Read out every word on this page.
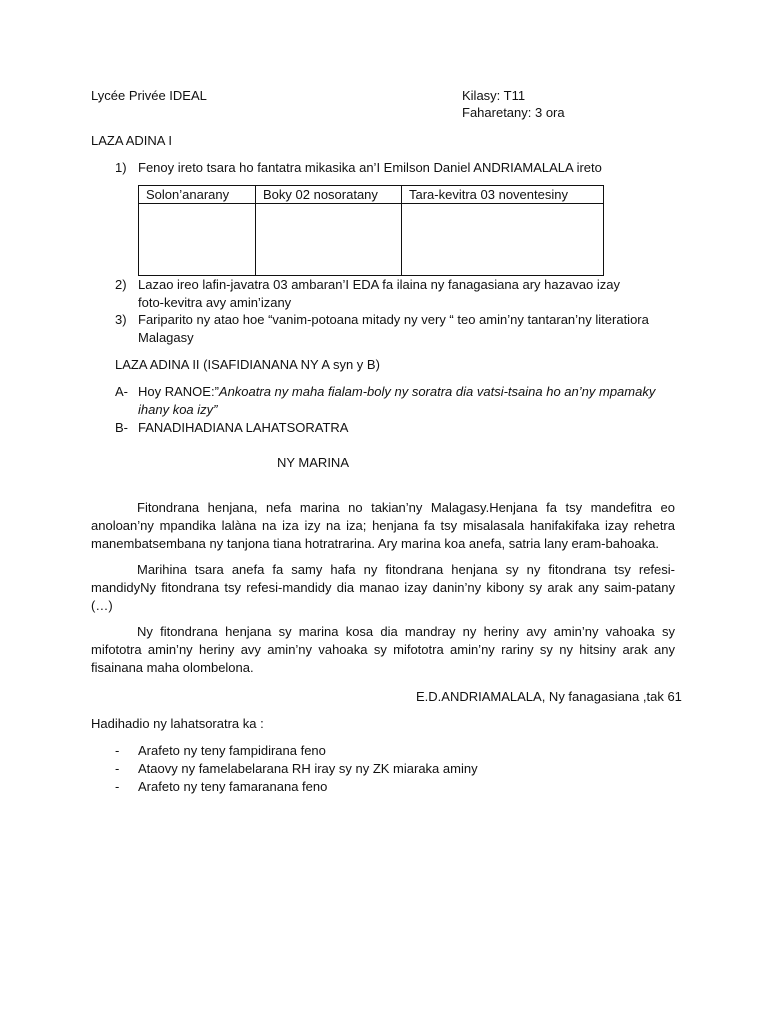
Lycée Privée IDEAL	Kilasy: T11
Faharetany: 3 ora
LAZA ADINA I
1) Fenoy ireto tsara ho fantatra mikasika an’I Emilson Daniel ANDRIAMALALA ireto
Solon’anarany	Boky 02 nosoratany	Tara-kevitra 03 noventesiny

2) Lazao ireo lafin-javatra 03 ambaran’I EDA fa ilaina ny fanagasiana ary hazavao izay foto-kevitra avy amin’izany
3) Fariparito ny atao hoe “vanim-potoana mitady ny very “ teo amin’ny tantaran’ny literatiora Malagasy
LAZA ADINA II (ISAFIDIANANA NY A syn y B)
A- Hoy RANOE:”Ankoatra ny maha fialam-boly ny soratra dia vatsi-tsaina ho an’ny mpamaky ihany koa izy”
B- FANADIHADIANA LAHATSORATRA
NY MARINA
Fitondrana henjana, nefa marina no takian’ny Malagasy.Henjana fa tsy mandefitra eo anoloan’ny mpandika lalàna na iza izy na iza; henjana fa tsy misalasala hanifakifaka izay rehetra manembatsembana ny tanjona tiana hotratrarina. Ary marina koa anefa, satria lany eram-bahoaka.
Marihina tsara anefa fa samy hafa ny fitondrana henjana sy ny fitondrana tsy refesi-mandidyNy fitondrana tsy refesi-mandidy dia manao izay danin’ny kibony sy arak any saim-patany (…)
Ny fitondrana henjana sy marina kosa dia mandray ny heriny avy amin’ny vahoaka sy mifototra amin’ny heriny avy amin’ny vahoaka sy mifototra amin’ny rariny sy ny hitsiny arak any fisainana maha olombelona.
E.D.ANDRIAMALALA, Ny fanagasiana ,tak 61
Hadihadio ny lahatsoratra ka :
- Arafeto ny teny fampidirana feno
- Ataovy ny famelabelarana RH iray sy ny ZK miaraka aminy
- Arafeto ny teny famaranana feno
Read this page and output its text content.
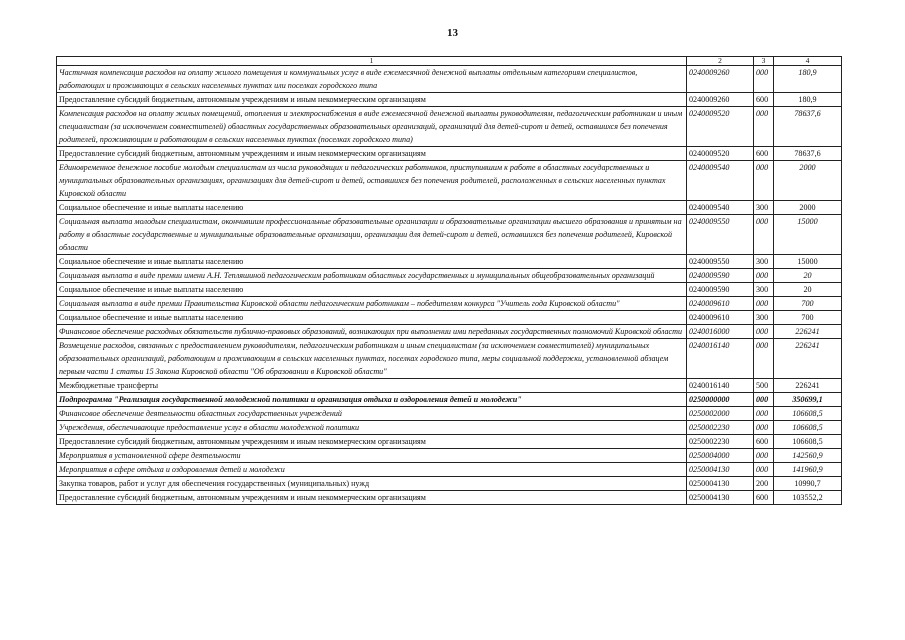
13
1	2	3	4
Частичная компенсация расходов на оплату жилого помещения и коммунальных услуг в виде ежемесячной денежной выплаты отдельным категориям специалистов, работающих и проживающих в сельских населенных пунктах или поселках городского типа	0240009260	000	180,9
Предоставление субсидий бюджетным, автономным учреждениям и иным некоммерческим организациям	0240009260	600	180,9
Компенсация расходов на оплату жилых помещений, отопления и электроснабжения в виде ежемесячной денежной выплаты руководителям, педагогическим работникам и иным специалистам (за исключением совместителей) областных государственных образовательных организаций, организаций для детей-сирот и детей, оставшихся без попечения родителей, проживающим и работающим в сельских населенных пунктах (поселках городского типа)	0240009520	000	78637,6
Предоставление субсидий бюджетным, автономным учреждениям и иным некоммерческим организациям	0240009520	600	78637,6
Единовременное денежное пособие молодым специалистам из числа руководящих и педагогических работников, приступившим к работе в областных государственных и муниципальных образовательных организациях, организациях для детей-сирот и детей, оставшихся без попечения родителей, расположенных в сельских населенных пунктах Кировской области	0240009540	000	2000
Социальное обеспечение и иные выплаты населению	0240009540	300	2000
Социальная выплата молодым специалистам, окончившим профессиональные образовательные организации и образовательные организации высшего образования и принятым на работу в областные государственные и муниципальные образовательные организации, организации для детей-сирот и детей, оставшихся без попечения родителей, Кировской области	0240009550	000	15000
Социальное обеспечение и иные выплаты населению	0240009550	300	15000
Социальная выплата в виде премии имени А.Н. Тепляшиной педагогическим работникам областных государственных и муниципальных общеобразовательных организаций	0240009590	000	20
Социальное обеспечение и иные выплаты населению	0240009590	300	20
Социальная выплата в виде премии Правительства Кировской области педагогическим работникам – победителям конкурса "Учитель года Кировской области"	0240009610	000	700
Социальное обеспечение и иные выплаты населению	0240009610	300	700
Финансовое обеспечение расходных обязательств публично-правовых образований, возникающих при выполнении ими переданных государственных полномочий Кировской области	0240016000	000	226241
Возмещение расходов, связанных с предоставлением руководителям, педагогическим работникам и иным специалистам (за исключением совместителей) муниципальных образовательных организаций, работающим и проживающим в сельских населенных пунктах, поселках городского типа, меры социальной поддержки, установленной абзацем первым части 1 статьи 15 Закона Кировской области "Об образовании в Кировской области"	0240016140	000	226241
Межбюджетные трансферты	0240016140	500	226241
Подпрограмма "Реализация государственной молодежной политики и организация отдыха и оздоровления детей и молодежи"	0250000000	000	350699,1
Финансовое обеспечение деятельности областных государственных учреждений	0250002000	000	106608,5
Учреждения, обеспечивающие предоставление услуг в области молодежной политики	0250002230	000	106608,5
Предоставление субсидий бюджетным, автономным учреждениям и иным некоммерческим организациям	0250002230	600	106608,5
Мероприятия в установленной сфере деятельности	0250004000	000	142560,9
Мероприятия в сфере отдыха и оздоровления детей и молодежи	0250004130	000	141960,9
Закупка товаров, работ и услуг для обеспечения государственных (муниципальных) нужд	0250004130	200	10990,7
Предоставление субсидий бюджетным, автономным учреждениям и иным некоммерческим организациям	0250004130	600	103552,2
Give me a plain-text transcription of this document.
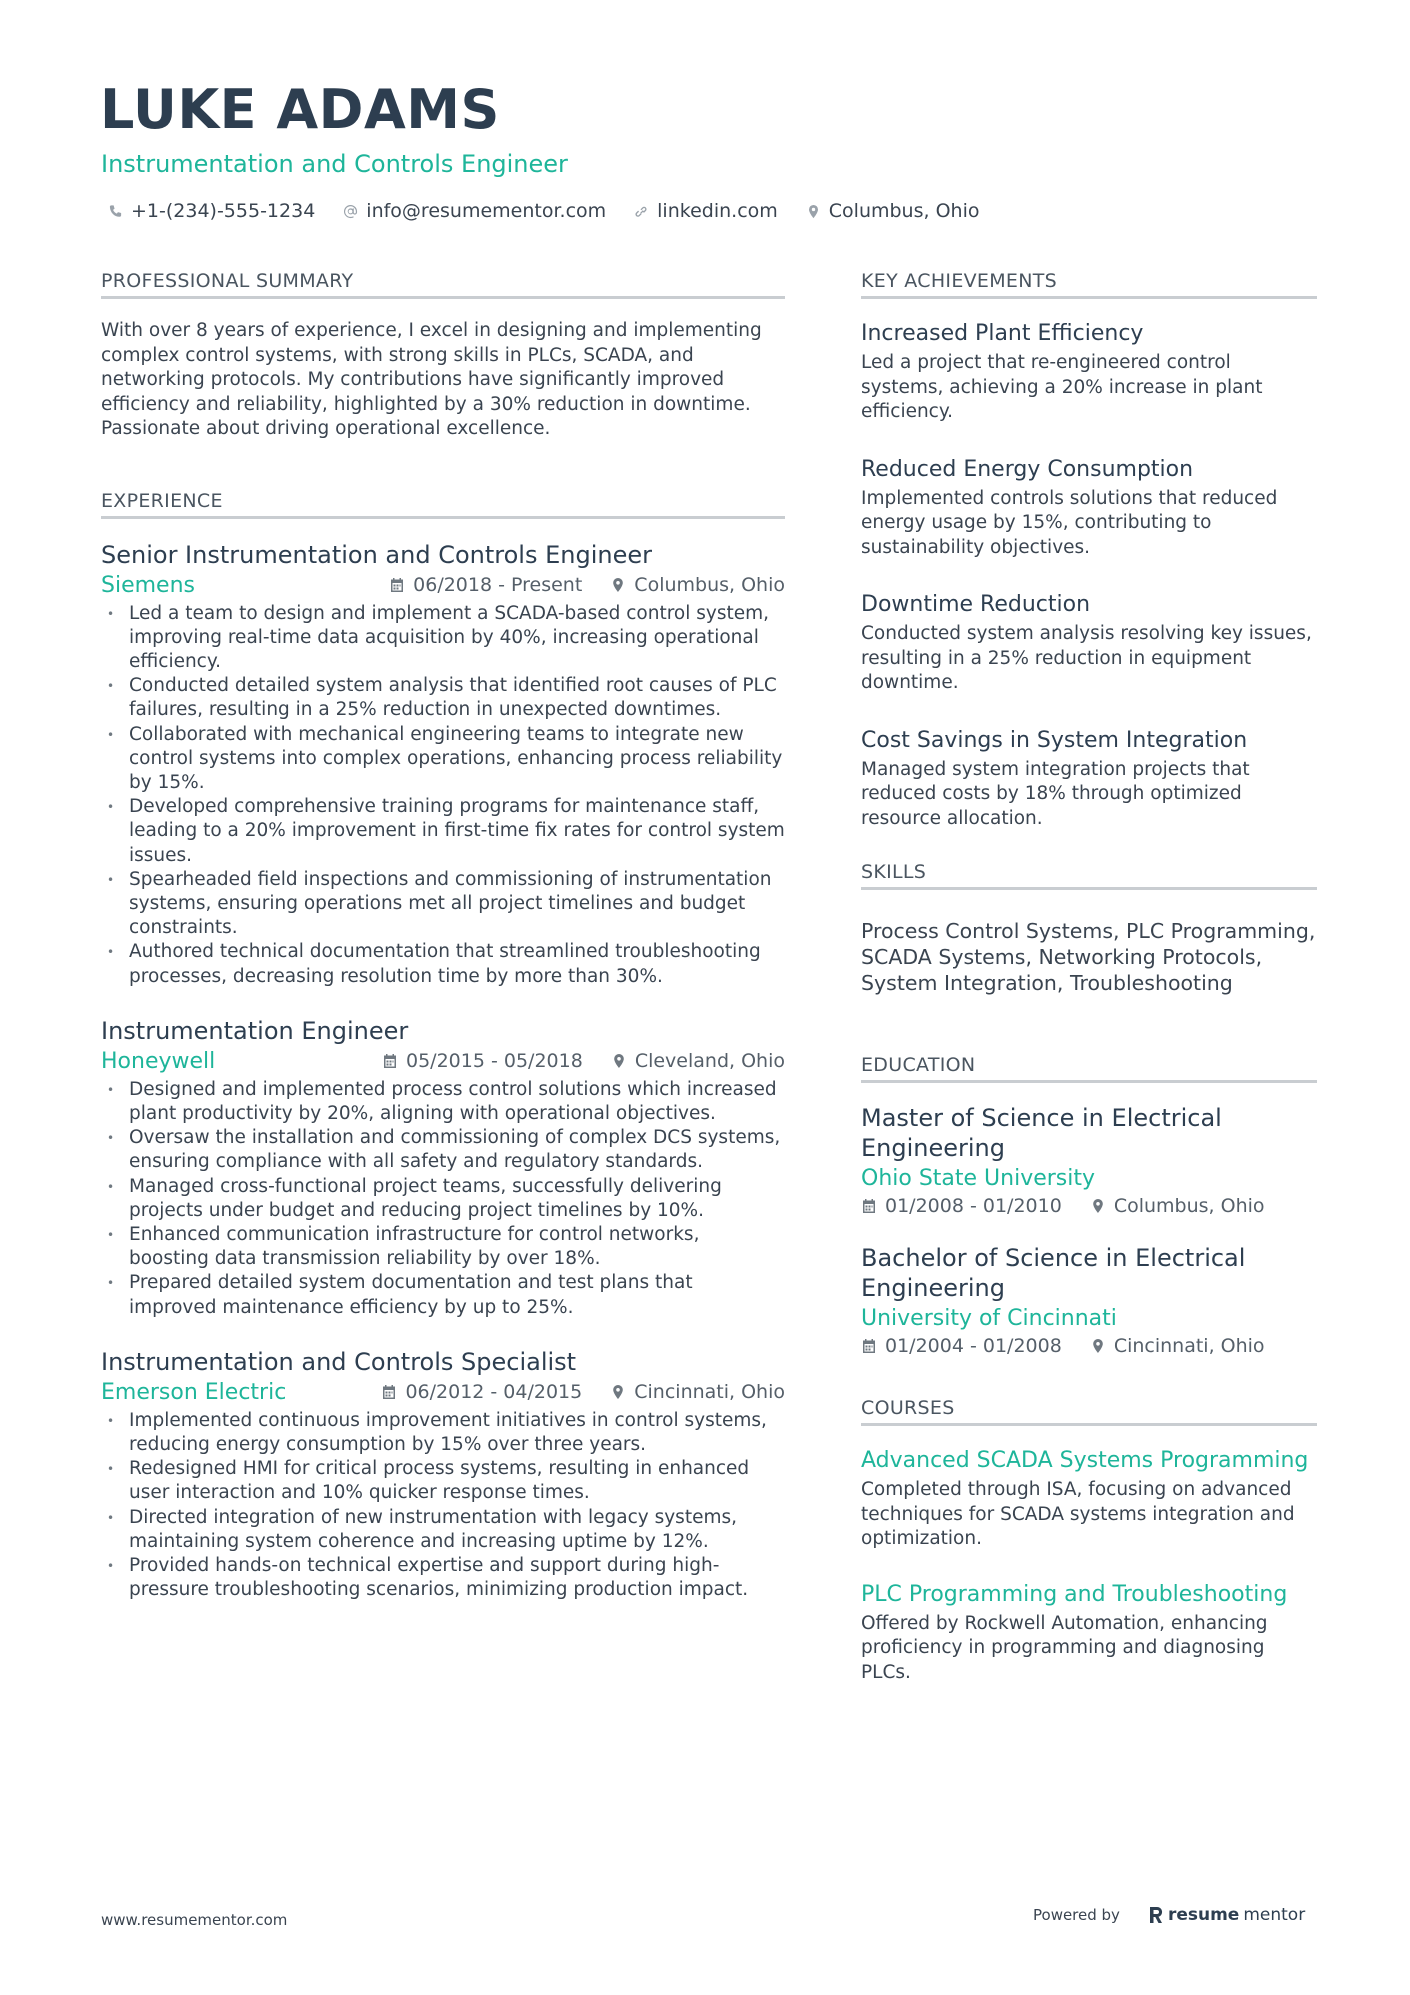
LUKE ADAMS
Instrumentation and Controls Engineer
+1-(234)-555-1234	info@resumementor.com	linkedin.com	Columbus, Ohio
PROFESSIONAL SUMMARY
With over 8 years of experience, I excel in designing and implementing complex control systems, with strong skills in PLCs, SCADA, and networking protocols. My contributions have significantly improved efficiency and reliability, highlighted by a 30% reduction in downtime. Passionate about driving operational excellence.
EXPERIENCE
Senior Instrumentation and Controls Engineer
Siemens	06/2018 - Present	Columbus, Ohio
• Led a team to design and implement a SCADA-based control system, improving real-time data acquisition by 40%, increasing operational efficiency.
• Conducted detailed system analysis that identified root causes of PLC failures, resulting in a 25% reduction in unexpected downtimes.
• Collaborated with mechanical engineering teams to integrate new control systems into complex operations, enhancing process reliability by 15%.
• Developed comprehensive training programs for maintenance staff, leading to a 20% improvement in first-time fix rates for control system issues.
• Spearheaded field inspections and commissioning of instrumentation systems, ensuring operations met all project timelines and budget constraints.
• Authored technical documentation that streamlined troubleshooting processes, decreasing resolution time by more than 30%.
Instrumentation Engineer
Honeywell	05/2015 - 05/2018	Cleveland, Ohio
• Designed and implemented process control solutions which increased plant productivity by 20%, aligning with operational objectives.
• Oversaw the installation and commissioning of complex DCS systems, ensuring compliance with all safety and regulatory standards.
• Managed cross-functional project teams, successfully delivering projects under budget and reducing project timelines by 10%.
• Enhanced communication infrastructure for control networks, boosting data transmission reliability by over 18%.
• Prepared detailed system documentation and test plans that improved maintenance efficiency by up to 25%.
Instrumentation and Controls Specialist
Emerson Electric	06/2012 - 04/2015	Cincinnati, Ohio
• Implemented continuous improvement initiatives in control systems, reducing energy consumption by 15% over three years.
• Redesigned HMI for critical process systems, resulting in enhanced user interaction and 10% quicker response times.
• Directed integration of new instrumentation with legacy systems, maintaining system coherence and increasing uptime by 12%.
• Provided hands-on technical expertise and support during high-pressure troubleshooting scenarios, minimizing production impact.
KEY ACHIEVEMENTS
Increased Plant Efficiency
Led a project that re-engineered control systems, achieving a 20% increase in plant efficiency.
Reduced Energy Consumption
Implemented controls solutions that reduced energy usage by 15%, contributing to sustainability objectives.
Downtime Reduction
Conducted system analysis resolving key issues, resulting in a 25% reduction in equipment downtime.
Cost Savings in System Integration
Managed system integration projects that reduced costs by 18% through optimized resource allocation.
SKILLS
Process Control Systems, PLC Programming, SCADA Systems, Networking Protocols, System Integration, Troubleshooting
EDUCATION
Master of Science in Electrical Engineering
Ohio State University
01/2008 - 01/2010	Columbus, Ohio
Bachelor of Science in Electrical Engineering
University of Cincinnati
01/2004 - 01/2008	Cincinnati, Ohio
COURSES
Advanced SCADA Systems Programming
Completed through ISA, focusing on advanced techniques for SCADA systems integration and optimization.
PLC Programming and Troubleshooting
Offered by Rockwell Automation, enhancing proficiency in programming and diagnosing PLCs.
www.resumementor.com	Powered by	resume mentor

■ **What you need to do**: Filter lines by "commissioning" and return each hit.

■ **Response**:
• Spearheaded field inspections and commissioning of instrumentation systems, ensuring operations met all project timelines and budget constraints.
• Oversaw the installation and commissioning of complex DCS systems, ensuring compliance with all safety and regulatory standards.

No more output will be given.